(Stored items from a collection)

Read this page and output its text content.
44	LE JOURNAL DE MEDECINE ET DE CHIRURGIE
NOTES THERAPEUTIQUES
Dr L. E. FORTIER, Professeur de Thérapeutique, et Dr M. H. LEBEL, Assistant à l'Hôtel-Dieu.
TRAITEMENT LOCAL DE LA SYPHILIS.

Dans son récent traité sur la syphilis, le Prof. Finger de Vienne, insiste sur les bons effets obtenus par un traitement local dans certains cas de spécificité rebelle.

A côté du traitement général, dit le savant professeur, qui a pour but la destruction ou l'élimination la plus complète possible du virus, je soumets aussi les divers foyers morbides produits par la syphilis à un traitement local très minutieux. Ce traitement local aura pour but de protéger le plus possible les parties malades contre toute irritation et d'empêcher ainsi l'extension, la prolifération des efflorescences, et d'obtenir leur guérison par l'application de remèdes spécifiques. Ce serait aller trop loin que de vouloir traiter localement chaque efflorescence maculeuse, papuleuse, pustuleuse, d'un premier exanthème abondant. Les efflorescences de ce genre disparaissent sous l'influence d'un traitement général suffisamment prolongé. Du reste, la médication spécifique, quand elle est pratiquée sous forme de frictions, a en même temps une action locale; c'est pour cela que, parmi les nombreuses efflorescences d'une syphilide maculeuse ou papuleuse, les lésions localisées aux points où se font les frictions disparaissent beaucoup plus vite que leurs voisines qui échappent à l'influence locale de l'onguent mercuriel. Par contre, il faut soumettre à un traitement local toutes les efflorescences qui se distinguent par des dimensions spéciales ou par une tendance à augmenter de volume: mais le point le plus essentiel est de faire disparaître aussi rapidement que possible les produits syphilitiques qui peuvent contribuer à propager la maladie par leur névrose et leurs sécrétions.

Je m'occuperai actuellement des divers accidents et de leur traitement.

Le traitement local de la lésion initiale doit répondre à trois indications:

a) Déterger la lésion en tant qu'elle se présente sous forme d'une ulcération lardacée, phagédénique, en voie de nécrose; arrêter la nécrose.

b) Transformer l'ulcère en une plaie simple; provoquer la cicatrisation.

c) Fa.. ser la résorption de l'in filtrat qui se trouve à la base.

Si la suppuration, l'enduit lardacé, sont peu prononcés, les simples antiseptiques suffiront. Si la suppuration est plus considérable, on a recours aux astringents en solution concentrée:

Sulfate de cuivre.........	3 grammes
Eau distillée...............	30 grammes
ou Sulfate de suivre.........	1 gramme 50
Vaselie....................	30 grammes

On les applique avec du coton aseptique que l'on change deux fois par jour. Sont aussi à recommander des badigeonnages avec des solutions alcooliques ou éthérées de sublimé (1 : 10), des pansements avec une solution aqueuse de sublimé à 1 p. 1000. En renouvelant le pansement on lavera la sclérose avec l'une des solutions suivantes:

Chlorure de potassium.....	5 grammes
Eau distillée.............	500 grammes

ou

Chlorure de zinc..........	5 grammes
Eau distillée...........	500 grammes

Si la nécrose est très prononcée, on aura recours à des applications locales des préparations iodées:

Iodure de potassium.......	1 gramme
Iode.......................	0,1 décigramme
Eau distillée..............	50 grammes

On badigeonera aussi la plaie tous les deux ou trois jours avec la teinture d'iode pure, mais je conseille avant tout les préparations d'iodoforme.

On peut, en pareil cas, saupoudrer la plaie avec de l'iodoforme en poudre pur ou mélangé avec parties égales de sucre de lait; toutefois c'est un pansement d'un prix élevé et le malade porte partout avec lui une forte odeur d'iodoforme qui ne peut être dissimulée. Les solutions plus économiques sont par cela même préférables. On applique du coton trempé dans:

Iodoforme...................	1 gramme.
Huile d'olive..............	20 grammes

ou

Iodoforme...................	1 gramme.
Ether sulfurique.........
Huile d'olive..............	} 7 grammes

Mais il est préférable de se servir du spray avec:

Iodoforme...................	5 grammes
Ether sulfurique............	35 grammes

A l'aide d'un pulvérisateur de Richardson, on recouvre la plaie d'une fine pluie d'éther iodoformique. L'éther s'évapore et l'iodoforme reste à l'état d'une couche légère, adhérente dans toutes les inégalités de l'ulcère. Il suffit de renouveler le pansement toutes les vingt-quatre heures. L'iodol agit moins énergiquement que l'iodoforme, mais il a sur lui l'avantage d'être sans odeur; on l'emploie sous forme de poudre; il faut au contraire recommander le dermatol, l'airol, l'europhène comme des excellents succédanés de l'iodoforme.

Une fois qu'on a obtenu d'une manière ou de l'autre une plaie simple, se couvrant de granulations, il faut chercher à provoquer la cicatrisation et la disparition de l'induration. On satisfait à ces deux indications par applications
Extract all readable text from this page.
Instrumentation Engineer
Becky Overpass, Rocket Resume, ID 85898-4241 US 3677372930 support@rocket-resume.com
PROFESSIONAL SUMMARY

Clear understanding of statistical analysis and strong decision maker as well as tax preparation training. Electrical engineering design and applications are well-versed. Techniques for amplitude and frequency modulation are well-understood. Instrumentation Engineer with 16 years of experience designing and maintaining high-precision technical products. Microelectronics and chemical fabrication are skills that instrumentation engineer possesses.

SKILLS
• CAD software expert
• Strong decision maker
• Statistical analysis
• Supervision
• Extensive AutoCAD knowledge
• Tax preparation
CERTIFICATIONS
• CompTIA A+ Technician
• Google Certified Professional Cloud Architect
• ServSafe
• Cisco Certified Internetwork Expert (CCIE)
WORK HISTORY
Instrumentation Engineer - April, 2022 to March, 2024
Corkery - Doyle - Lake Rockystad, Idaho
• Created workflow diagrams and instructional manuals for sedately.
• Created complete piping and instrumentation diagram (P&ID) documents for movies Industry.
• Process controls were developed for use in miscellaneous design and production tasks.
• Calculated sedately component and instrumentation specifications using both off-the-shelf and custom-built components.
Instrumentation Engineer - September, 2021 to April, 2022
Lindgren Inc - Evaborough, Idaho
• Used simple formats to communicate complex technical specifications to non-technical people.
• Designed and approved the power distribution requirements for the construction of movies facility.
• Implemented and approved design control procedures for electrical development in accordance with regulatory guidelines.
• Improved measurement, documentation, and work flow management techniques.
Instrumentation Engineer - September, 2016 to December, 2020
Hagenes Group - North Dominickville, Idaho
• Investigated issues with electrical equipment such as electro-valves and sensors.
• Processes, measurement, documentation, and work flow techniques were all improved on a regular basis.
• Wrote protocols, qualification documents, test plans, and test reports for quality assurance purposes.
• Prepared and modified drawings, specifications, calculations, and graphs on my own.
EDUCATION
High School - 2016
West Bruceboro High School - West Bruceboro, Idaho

▶ [Instructions for the task]: The records above are to be duplicated in full and exactly.

▶ [Answer to this exercise]:
Read this page and output its text content.
44	LE JOURNAL DE MEDECINE ET DE CHIRURGIE
NOTES THERAPEUTIQUES
Dr L. E. FORTIER, Professeur de Thérapeutique, et Dr M. H. LEBEL, Assistant à l'Hôtel-Dieu.
TRAITEMENT LOCAL DE LA SYPHILIS.

Dans son récent traité sur la syphilis, le Prof. Finger de Vienne, insiste sur les bons effets obtenus par un traitement local dans certains cas de spécificité rebelle.

A côté du traitement général, dit le savant professeur, qui a pour but la destruction ou l'élimination la plus complète possible du virus, je soumets aussi les divers foyers morbides produits par la syphilis à un traitement local très minutieux. Ce traitement local aura pour but de protéger le plus possible les parties malades contre toute irritation et d'empêcher ainsi l'extension, la prolifération des efflorescences, et d'obtenir leur guérison par l'application de remèdes spécifiques. Ce serait aller trop loin que de vouloir traiter localement chaque efflorescence maculeuse, papuleuse, pustuleuse, d'un premier exanthème abondant. Les efflorescences de ce genre disparaissent sous l'influence d'un traitement général suffisamment prolongé. Du reste, la médication spécifique, quand elle est pratiquée sous forme de frictions, a en même temps une action locale; c'est pour cela que, parmi les nombreuses efflorescences d'une syphilide maculeuse ou papuleuse, les lésions localisées aux points où se font les frictions disparaissent beaucoup plus vite que leurs voisines qui échappent à l'influence locale de l'onguent mercuriel. Par contre, il faut soumettre à un traitement local toutes les efflorescences qui se distinguent par des dimensions spéciales ou par une tendance à augmenter de volume: mais le point le plus essentiel est de faire disparaître aussi rapidement que possible les produits syphilitiques qui peuvent contribuer à propager la maladie par leur névrose et leurs sécrétions.

Je m'occuperai actuellement des divers accidents et de leur traitement.

Le traitement local de la lésion initiale doit répondre à trois indications:

a) Déterger la lésion en tant qu'elle se présente sous forme d'une ulcération lardacée, phagédénique, en voie de nécrose; arrêter la nécrose.

b) Transformer l'ulcère en une plaie simple; provoquer la cicatrisation.

c) Fa.. ser la résorption de l'in filtrat qui se trouve à la base.

Si la suppuration, l'enduit lardacé, sont peu prononcés, les simples antiseptiques suffiront. Si la suppuration est plus considérable, on a recours aux astringents en solution concentrée:

Sulfate de cuivre.........	3 grammes
Eau distillée...............	30 grammes
ou Sulfate de suivre.........	1 gramme 50
Vaselie....................	30 grammes

On les applique avec du coton aseptique que l'on change deux fois par jour. Sont aussi à recommander des badigeonnages avec des solutions alcooliques ou éthérées de sublimé (1 : 10), des pansements avec une solution aqueuse de sublimé à 1 p. 1000. En renouvelant le pansement on lavera la sclérose avec l'une des solutions suivantes:

Chlorure de potassium.....	5 grammes
Eau distillée.............	500 grammes

ou

Chlorure de zinc..........	5 grammes
Eau distillée...........	500 grammes

Si la nécrose est très prononcée, on aura recours à des applications locales des préparations iodées:

Iodure de potassium.......	1 gramme
Iode.......................	0,1 décigramme
Eau distillée..............	50 grammes

On badigeonera aussi la plaie tous les deux ou trois jours avec la teinture d'iode pure, mais je conseille avant tout les préparations d'iodoforme.

On peut, en pareil cas, saupoudrer la plaie avec de l'iodoforme en poudre pur ou mélangé avec parties égales de sucre de lait; toutefois c'est un pansement d'un prix élevé et le malade porte partout avec lui une forte odeur d'iodoforme qui ne peut être dissimulée. Les solutions plus économiques sont par cela même préférables. On applique du coton trempé dans:

Iodoforme...................	1 gramme.
Huile d'olive..............	20 grammes

ou

Iodoforme...................	1 gramme.
Ether sulfurique.........
Huile d'olive..............	} 7 grammes

Mais il est préférable de se servir du spray avec:

Iodoforme...................	5 grammes
Ether sulfurique............	35 grammes

A l'aide d'un pulvérisateur de Richardson, on recouvre la plaie d'une fine pluie d'éther iodoformique. L'éther s'évapore et l'iodoforme reste à l'état d'une couche légère, adhérente dans toutes les inégalités de l'ulcère. Il suffit de renouveler le pansement toutes les vingt-quatre heures. L'iodol agit moins énergiquement que l'iodoforme, mais il a sur lui l'avantage d'être sans odeur; on l'emploie sous forme de poudre; il faut au contraire recommander le dermatol, l'airol, l'europhène comme des excellents succédanés de l'iodoforme.

Une fois qu'on a obtenu d'une manière ou de l'autre une plaie simple, se couvrant de granulations, il faut chercher à provoquer la cicatrisation et la disparition de l'induration. On satisfait à ces deux indications par applications
Extract all readable text from this page.
Instrumentation Engineer
Becky Overpass, Rocket Resume, ID 85898-4241 US 3677372930 support@rocket-resume.com
PROFESSIONAL SUMMARY

Clear understanding of statistical analysis and strong decision maker as well as tax preparation training. Electrical engineering design and applications are well-versed. Techniques for amplitude and frequency modulation are well-understood. Instrumentation Engineer with 16 years of experience designing and maintaining high-precision technical products. Microelectronics and chemical fabrication are skills that instrumentation engineer possesses.

SKILLS
• CAD software expert
• Strong decision maker
• Statistical analysis
• Supervision
• Extensive AutoCAD knowledge
• Tax preparation
CERTIFICATIONS
• CompTIA A+ Technician
• Google Certified Professional Cloud Architect
• ServSafe
• Cisco Certified Internetwork Expert (CCIE)
WORK HISTORY
Instrumentation Engineer - April, 2022 to March, 2024
Corkery - Doyle - Lake Rockystad, Idaho
• Created workflow diagrams and instructional manuals for sedately.
• Created complete piping and instrumentation diagram (P&ID) documents for movies Industry.
• Process controls were developed for use in miscellaneous design and production tasks.
• Calculated sedately component and instrumentation specifications using both off-the-shelf and custom-built components.
Instrumentation Engineer - September, 2021 to April, 2022
Lindgren Inc - Evaborough, Idaho
• Used simple formats to communicate complex technical specifications to non-technical people.
• Designed and approved the power distribution requirements for the construction of movies facility.
• Implemented and approved design control procedures for electrical development in accordance with regulatory guidelines.
• Improved measurement, documentation, and work flow management techniques.
Instrumentation Engineer - September, 2016 to December, 2020
Hagenes Group - North Dominickville, Idaho
• Investigated issues with electrical equipment such as electro-valves and sensors.
• Processes, measurement, documentation, and work flow techniques were all improved on a regular basis.
• Wrote protocols, qualification documents, test plans, and test reports for quality assurance purposes.
• Prepared and modified drawings, specifications, calculations, and graphs on my own.
EDUCATION
High School - 2016
West Bruceboro High School - West Bruceboro, Idaho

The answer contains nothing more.